(Data records)
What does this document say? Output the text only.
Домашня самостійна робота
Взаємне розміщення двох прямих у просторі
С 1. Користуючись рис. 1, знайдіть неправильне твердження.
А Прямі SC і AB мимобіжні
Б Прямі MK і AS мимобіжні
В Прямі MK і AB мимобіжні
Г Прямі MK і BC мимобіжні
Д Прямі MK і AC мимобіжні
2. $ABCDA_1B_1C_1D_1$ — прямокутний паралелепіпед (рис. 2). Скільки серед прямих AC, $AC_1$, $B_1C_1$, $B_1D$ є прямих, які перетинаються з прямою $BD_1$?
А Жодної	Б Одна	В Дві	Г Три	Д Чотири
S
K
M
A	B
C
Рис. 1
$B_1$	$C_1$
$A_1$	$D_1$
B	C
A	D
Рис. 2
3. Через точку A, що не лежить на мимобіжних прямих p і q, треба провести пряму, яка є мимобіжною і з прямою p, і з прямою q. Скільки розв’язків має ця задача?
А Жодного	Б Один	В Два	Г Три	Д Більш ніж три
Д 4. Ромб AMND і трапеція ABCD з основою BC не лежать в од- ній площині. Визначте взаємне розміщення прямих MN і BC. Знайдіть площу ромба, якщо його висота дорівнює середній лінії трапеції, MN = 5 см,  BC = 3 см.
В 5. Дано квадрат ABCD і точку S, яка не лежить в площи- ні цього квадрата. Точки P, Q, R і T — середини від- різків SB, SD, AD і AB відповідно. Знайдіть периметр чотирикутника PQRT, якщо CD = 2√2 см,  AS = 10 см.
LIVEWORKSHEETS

- _Short exercise_: Identify and extract each line of the listing that contains "прямих".

- _Written reply_:
Взаємне розміщення двох прямих у просторі
2. $ABCDA_1B_1C_1D_1$ — прямокутний паралелепіпед (рис. 2). Скільки серед прямих AC, $AC_1$, $B_1C_1$, $B_1D$ є прямих, які перетинаються з прямою $BD_1$?
3. Через точку A, що не лежить на мимобіжних прямих p і q, треба провести пряму, яка є мимобіжною і з прямою p, і з прямою q. Скільки розв’язків має ця задача?
Д 4. Ромб AMND і трапеція ABCD з основою BC не лежать в од- ній площині. Визначте взаємне розміщення прямих MN і BC. Знайдіть площу ромба, якщо його висота дорівнює середній лінії трапеції, MN = 5 см,  BC = 3 см.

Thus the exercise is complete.